◆ Set exercise
Reproduce the following material line for line, with no changes, and leave out the pictures.

◆ Material to process
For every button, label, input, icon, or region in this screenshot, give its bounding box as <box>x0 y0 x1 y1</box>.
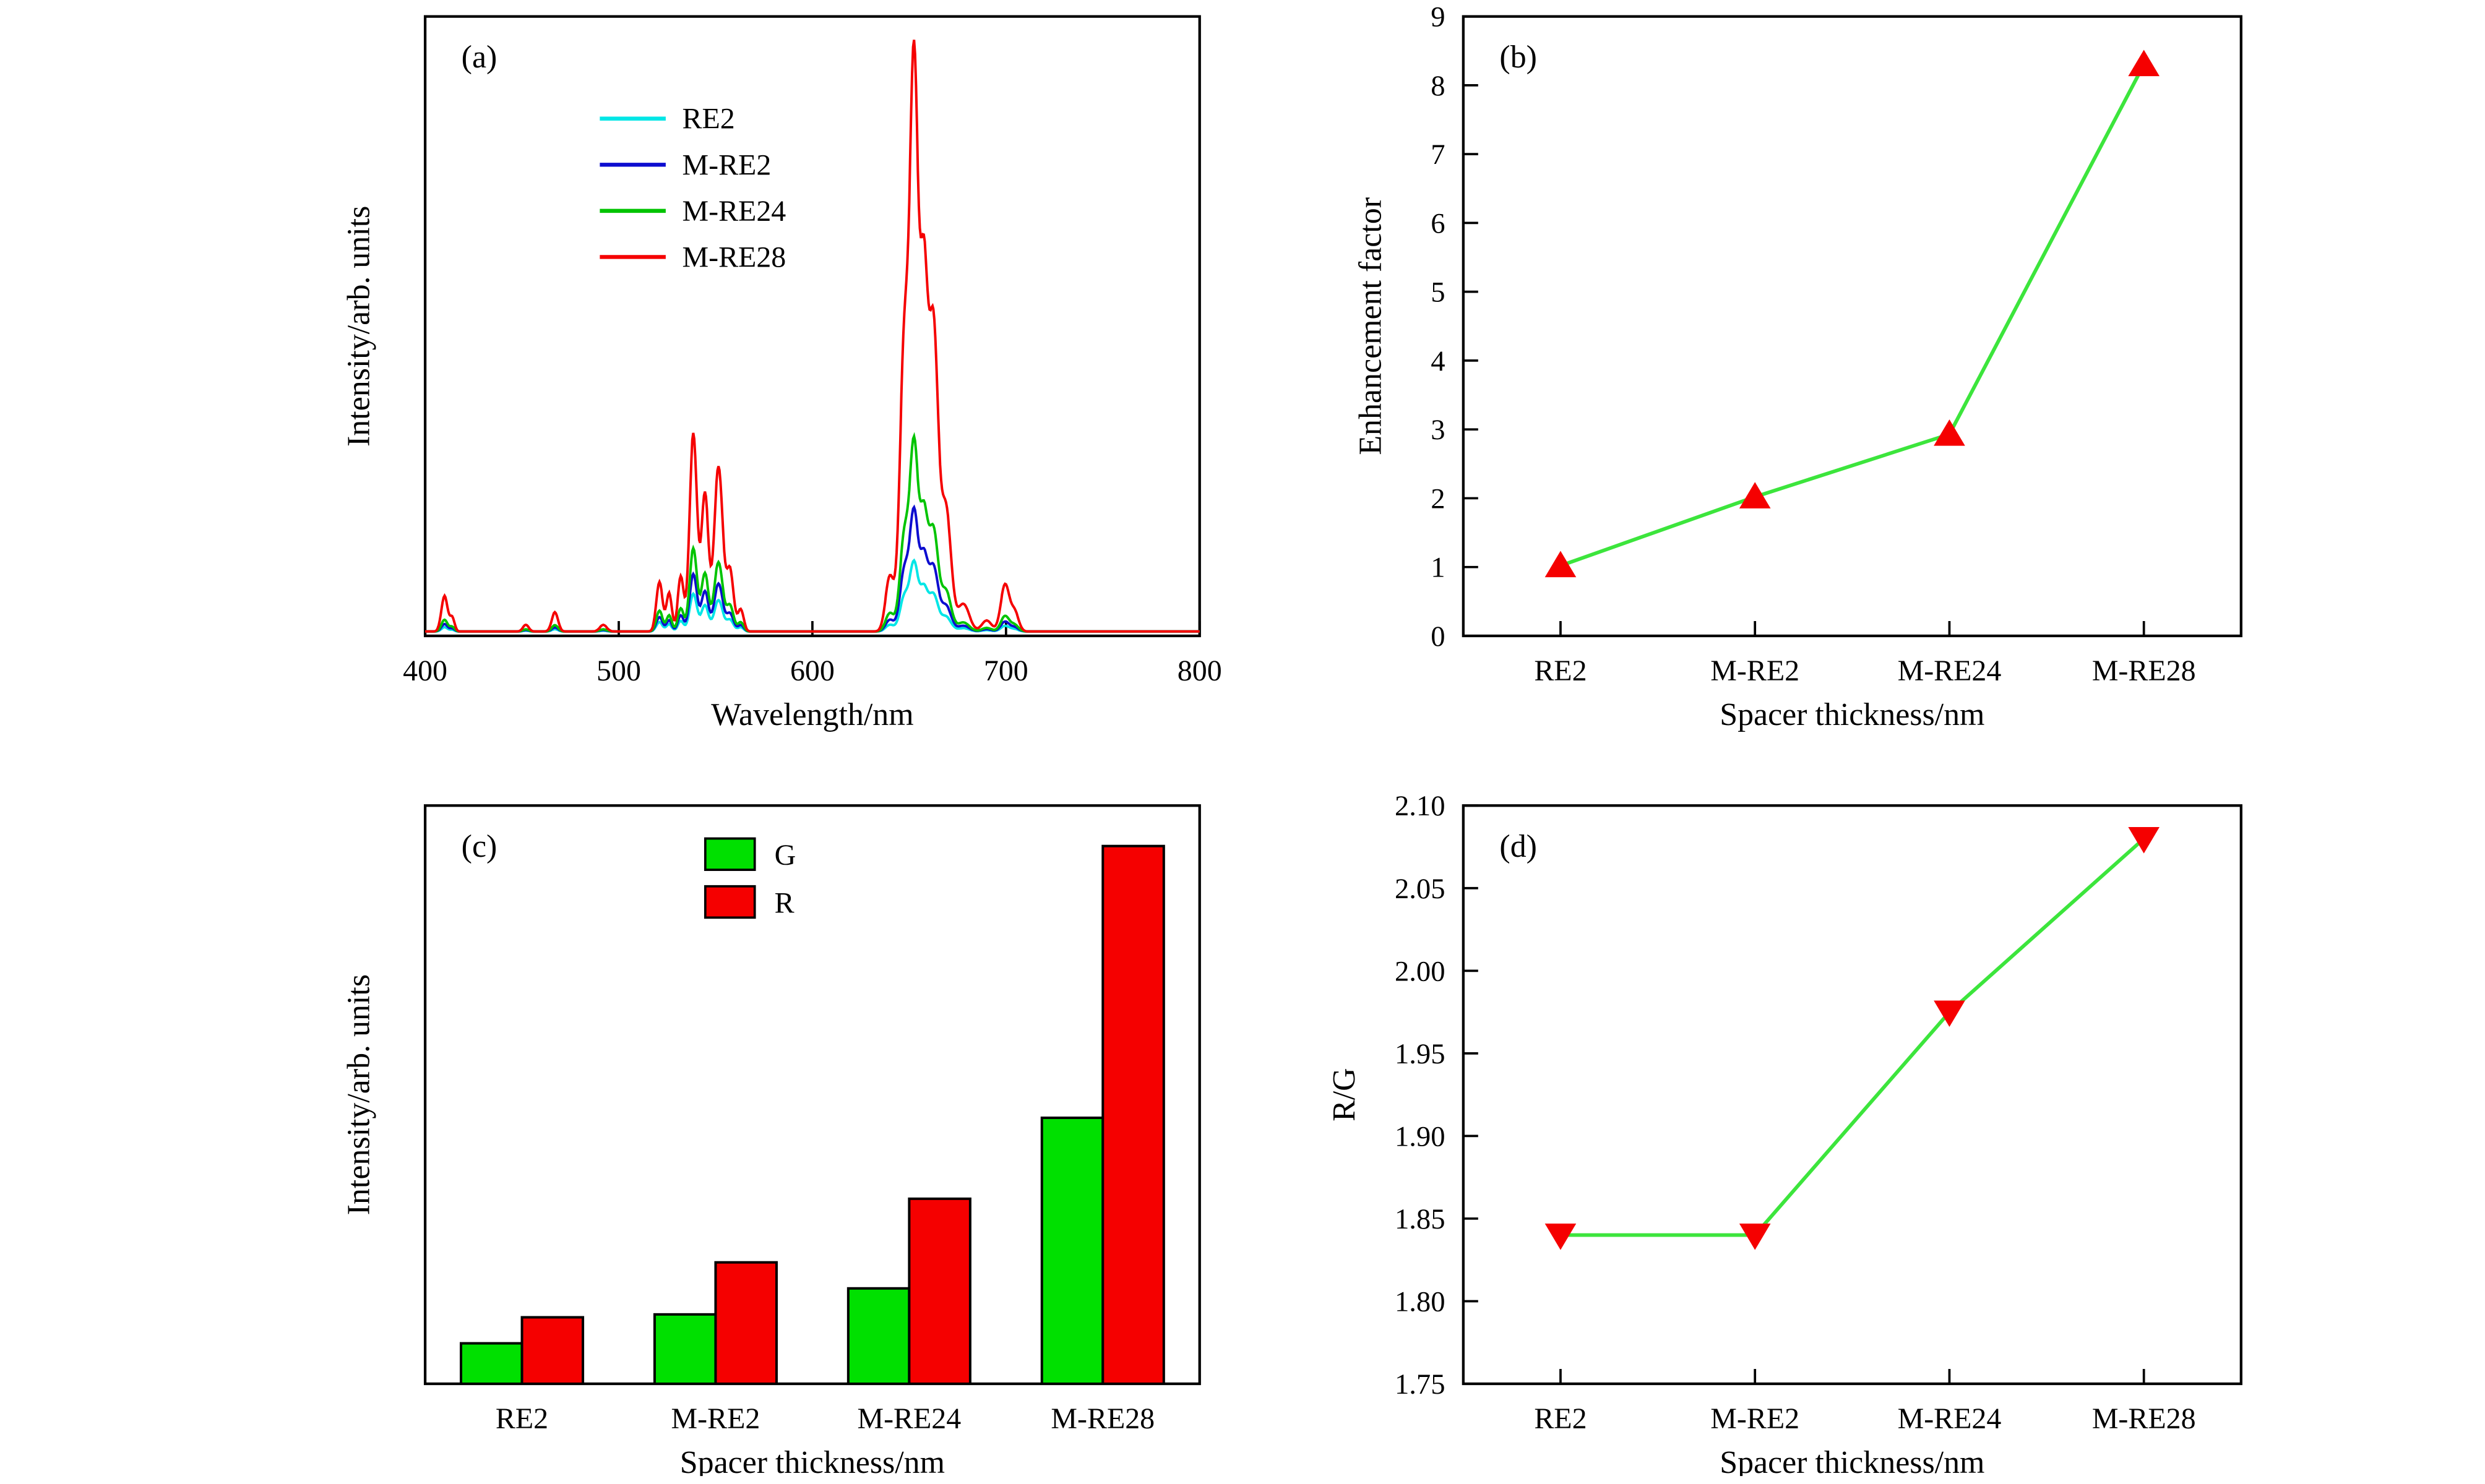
data-point-RE2 <box>1544 551 1577 578</box>
x-tick-label: M-RE28 <box>1051 1402 1155 1435</box>
bar-R-RE2 <box>520 1316 585 1386</box>
x-tick-label: M-RE24 <box>1898 1402 2002 1435</box>
legend-label-R: R <box>775 886 795 919</box>
bar-G-M-RE2 <box>653 1313 717 1386</box>
x-tick-label: M-RE28 <box>2092 1402 2196 1435</box>
x-tick-label: M-RE28 <box>2092 654 2196 687</box>
axes-box <box>423 15 1201 638</box>
x-axis-label: Spacer thickness/nm <box>1720 697 1984 732</box>
spectrum-M-RE24 <box>425 432 1200 633</box>
axes-box <box>423 804 1201 1386</box>
y-tick-label: 1.95 <box>1395 1038 1445 1070</box>
panel-letter: (a) <box>462 40 497 75</box>
panel-letter: (d) <box>1499 829 1537 864</box>
x-tick-label: M-RE2 <box>1710 654 1799 687</box>
legend-label-M-RE28: M-RE28 <box>683 241 786 273</box>
data-point-M-RE28 <box>2128 827 2160 854</box>
trend-line <box>1559 64 2146 568</box>
data-point-M-RE24 <box>1934 1000 1965 1027</box>
spectrum-RE2 <box>425 558 1200 633</box>
x-axis-label: Spacer thickness/nm <box>1720 1445 1984 1476</box>
y-tick-label: 9 <box>1431 1 1445 33</box>
data-point-M-RE28 <box>2128 49 2160 77</box>
x-tick-label: 600 <box>790 654 835 687</box>
panel-letter: (b) <box>1499 40 1537 75</box>
bar-R-M-RE24 <box>908 1197 971 1386</box>
x-tick-label: 800 <box>1178 654 1222 687</box>
data-point-RE2 <box>1544 1223 1577 1250</box>
x-tick-label: M-RE2 <box>1710 1402 1799 1435</box>
y-tick-label: 1.90 <box>1395 1120 1445 1152</box>
y-tick-label: 2.00 <box>1395 955 1445 987</box>
y-tick-label: 2.05 <box>1395 873 1445 905</box>
panel-c: (c) Spacer thickness/nm Intensity/arb. uni… <box>342 804 1201 1480</box>
legend: GR <box>704 837 796 919</box>
legend-swatch-G <box>704 837 756 871</box>
axes-box <box>1462 804 2242 1386</box>
spectrum-M-RE2 <box>425 504 1200 633</box>
bar-R-M-RE2 <box>714 1261 778 1386</box>
spectrum-M-RE28 <box>425 40 1200 633</box>
y-tick-label: 1.75 <box>1395 1368 1445 1400</box>
bar-G-M-RE28 <box>1040 1117 1105 1386</box>
y-tick-label: 5 <box>1431 277 1445 309</box>
y-tick-label: 0 <box>1431 620 1445 653</box>
panel-letter: (c) <box>462 829 497 864</box>
y-tick-label: 1.85 <box>1395 1203 1445 1235</box>
x-tick-label: RE2 <box>1534 1402 1587 1435</box>
data-point-M-RE2 <box>1739 482 1771 508</box>
panel-d: (d) Spacer thickness/nm R/G RE2 M-RE2 M-RE24 M… <box>1327 790 2242 1480</box>
panel-a: (a) Wavelength/nm Intensity/arb. units 400 5… <box>342 15 1222 732</box>
x-tick-label: M-RE24 <box>857 1402 961 1435</box>
legend: RE2 M-RE2 M-RE24 M-RE28 <box>600 103 786 273</box>
x-tick-label: M-RE24 <box>1898 654 2002 687</box>
legend-label-G: G <box>775 839 796 872</box>
y-axis-label: R/G <box>1327 1068 1362 1122</box>
y-axis-label: Enhancement factor <box>1353 197 1389 455</box>
y-tick-label: 8 <box>1431 70 1445 102</box>
x-tick-label: 700 <box>984 654 1028 687</box>
data-point-M-RE24 <box>1934 419 1965 446</box>
data-point-M-RE2 <box>1739 1223 1771 1250</box>
y-axis-label: Intensity/arb. units <box>342 974 377 1215</box>
bar-G-M-RE24 <box>846 1287 911 1386</box>
bar-G-RE2 <box>460 1342 523 1386</box>
x-tick-label: RE2 <box>1534 654 1587 687</box>
y-tick-label: 2.10 <box>1395 790 1445 822</box>
y-tick-label: 1 <box>1431 552 1445 584</box>
axes-box <box>1462 15 2242 638</box>
trend-line <box>1560 837 2145 1237</box>
y-tick-label: 6 <box>1431 207 1445 239</box>
x-axis-label: Spacer thickness/nm <box>680 1445 945 1476</box>
x-axis-label: Wavelength/nm <box>711 697 913 732</box>
x-tick-label: 500 <box>596 654 641 687</box>
legend-label-M-RE24: M-RE24 <box>683 195 786 228</box>
y-tick-label: 4 <box>1431 345 1445 377</box>
y-tick-label: 2 <box>1431 483 1445 515</box>
y-tick-label: 3 <box>1431 414 1445 446</box>
x-tick-label: M-RE2 <box>671 1402 760 1435</box>
y-axis-label: Intensity/arb. units <box>342 206 377 447</box>
legend-label-M-RE2: M-RE2 <box>683 148 772 181</box>
legend-label-RE2: RE2 <box>683 103 735 135</box>
panel-b: (b) Spacer thickness/nm Enhancement factor… <box>1353 1 2242 732</box>
x-tick-label: 400 <box>403 654 447 687</box>
bar-R-M-RE28 <box>1101 844 1165 1386</box>
y-tick-label: 1.80 <box>1395 1285 1445 1318</box>
legend-swatch-R <box>704 885 756 919</box>
x-tick-label: RE2 <box>496 1402 548 1435</box>
y-tick-label: 7 <box>1431 139 1445 171</box>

◆ Solution for this problem
For every button, label, input, icon, or region in this screenshot, give its bounding box as <box>x0 y0 x1 y1</box>.
data-point-RE2 <box>1544 551 1577 578</box>
x-tick-label: M-RE28 <box>1051 1402 1155 1435</box>
bar-R-RE2 <box>520 1316 585 1386</box>
x-tick-label: M-RE24 <box>1898 1402 2002 1435</box>
legend-label-R: R <box>775 886 795 919</box>
bar-G-M-RE2 <box>653 1313 717 1386</box>
x-tick-label: M-RE28 <box>2092 1402 2196 1435</box>
x-tick-label: M-RE28 <box>2092 654 2196 687</box>
axes-box <box>423 15 1201 638</box>
x-axis-label: Spacer thickness/nm <box>1720 697 1984 732</box>
spectrum-M-RE24 <box>425 432 1200 633</box>
axes-box <box>423 804 1201 1386</box>
y-tick-label: 1.95 <box>1395 1038 1445 1070</box>
panel-letter: (a) <box>462 40 497 75</box>
panel-letter: (d) <box>1499 829 1537 864</box>
x-tick-label: M-RE2 <box>1710 654 1799 687</box>
legend-label-M-RE28: M-RE28 <box>683 241 786 273</box>
data-point-M-RE28 <box>2128 827 2160 854</box>
trend-line <box>1559 64 2146 568</box>
data-point-M-RE24 <box>1934 1000 1965 1027</box>
spectrum-RE2 <box>425 558 1200 633</box>
x-axis-label: Spacer thickness/nm <box>1720 1445 1984 1476</box>
y-tick-label: 9 <box>1431 1 1445 33</box>
data-point-M-RE28 <box>2128 49 2160 77</box>
x-tick-label: 600 <box>790 654 835 687</box>
panel-letter: (b) <box>1499 40 1537 75</box>
bar-R-M-RE24 <box>908 1197 971 1386</box>
x-tick-label: 800 <box>1178 654 1222 687</box>
data-point-RE2 <box>1544 1223 1577 1250</box>
x-tick-label: M-RE2 <box>1710 1402 1799 1435</box>
y-tick-label: 1.90 <box>1395 1120 1445 1152</box>
y-tick-label: 2.00 <box>1395 955 1445 987</box>
y-tick-label: 2.05 <box>1395 873 1445 905</box>
panel-c: (c) Spacer thickness/nm Intensity/arb. uni… <box>342 804 1201 1480</box>
legend: GR <box>704 837 796 919</box>
legend-swatch-G <box>704 837 756 871</box>
axes-box <box>1462 804 2242 1386</box>
spectrum-M-RE2 <box>425 504 1200 633</box>
bar-R-M-RE2 <box>714 1261 778 1386</box>
spectrum-M-RE28 <box>425 40 1200 633</box>
y-tick-label: 1.75 <box>1395 1368 1445 1400</box>
bar-G-M-RE28 <box>1040 1117 1105 1386</box>
y-tick-label: 5 <box>1431 277 1445 309</box>
y-tick-label: 0 <box>1431 620 1445 653</box>
panel-letter: (c) <box>462 829 497 864</box>
y-tick-label: 1.85 <box>1395 1203 1445 1235</box>
x-tick-label: RE2 <box>1534 1402 1587 1435</box>
data-point-M-RE2 <box>1739 482 1771 508</box>
panel-d: (d) Spacer thickness/nm R/G RE2 M-RE2 M-RE24 M… <box>1327 790 2242 1480</box>
panel-a: (a) Wavelength/nm Intensity/arb. units 400 5… <box>342 15 1222 732</box>
x-tick-label: M-RE24 <box>857 1402 961 1435</box>
legend: RE2 M-RE2 M-RE24 M-RE28 <box>600 103 786 273</box>
x-tick-label: M-RE24 <box>1898 654 2002 687</box>
legend-label-G: G <box>775 839 796 872</box>
y-axis-label: R/G <box>1327 1068 1362 1122</box>
y-axis-label: Enhancement factor <box>1353 197 1389 455</box>
y-tick-label: 8 <box>1431 70 1445 102</box>
x-tick-label: 700 <box>984 654 1028 687</box>
data-point-M-RE24 <box>1934 419 1965 446</box>
data-point-M-RE2 <box>1739 1223 1771 1250</box>
y-axis-label: Intensity/arb. units <box>342 974 377 1215</box>
bar-G-M-RE24 <box>846 1287 911 1386</box>
bar-G-RE2 <box>460 1342 523 1386</box>
x-tick-label: RE2 <box>1534 654 1587 687</box>
y-tick-label: 2.10 <box>1395 790 1445 822</box>
y-tick-label: 1 <box>1431 552 1445 584</box>
axes-box <box>1462 15 2242 638</box>
trend-line <box>1560 837 2145 1237</box>
y-tick-label: 6 <box>1431 207 1445 239</box>
x-axis-label: Spacer thickness/nm <box>680 1445 945 1476</box>
x-axis-label: Wavelength/nm <box>711 697 913 732</box>
x-tick-label: 500 <box>596 654 641 687</box>
legend-label-M-RE24: M-RE24 <box>683 195 786 228</box>
y-tick-label: 4 <box>1431 345 1445 377</box>
y-tick-label: 2 <box>1431 483 1445 515</box>
y-tick-label: 3 <box>1431 414 1445 446</box>
x-tick-label: M-RE2 <box>671 1402 760 1435</box>
y-axis-label: Intensity/arb. units <box>342 206 377 447</box>
legend-label-M-RE2: M-RE2 <box>683 148 772 181</box>
legend-label-RE2: RE2 <box>683 103 735 135</box>
panel-b: (b) Spacer thickness/nm Enhancement factor… <box>1353 1 2242 732</box>
x-tick-label: 400 <box>403 654 447 687</box>
bar-R-M-RE28 <box>1101 844 1165 1386</box>
y-tick-label: 1.80 <box>1395 1285 1445 1318</box>
legend-swatch-R <box>704 885 756 919</box>
x-tick-label: RE2 <box>496 1402 548 1435</box>
y-tick-label: 7 <box>1431 139 1445 171</box>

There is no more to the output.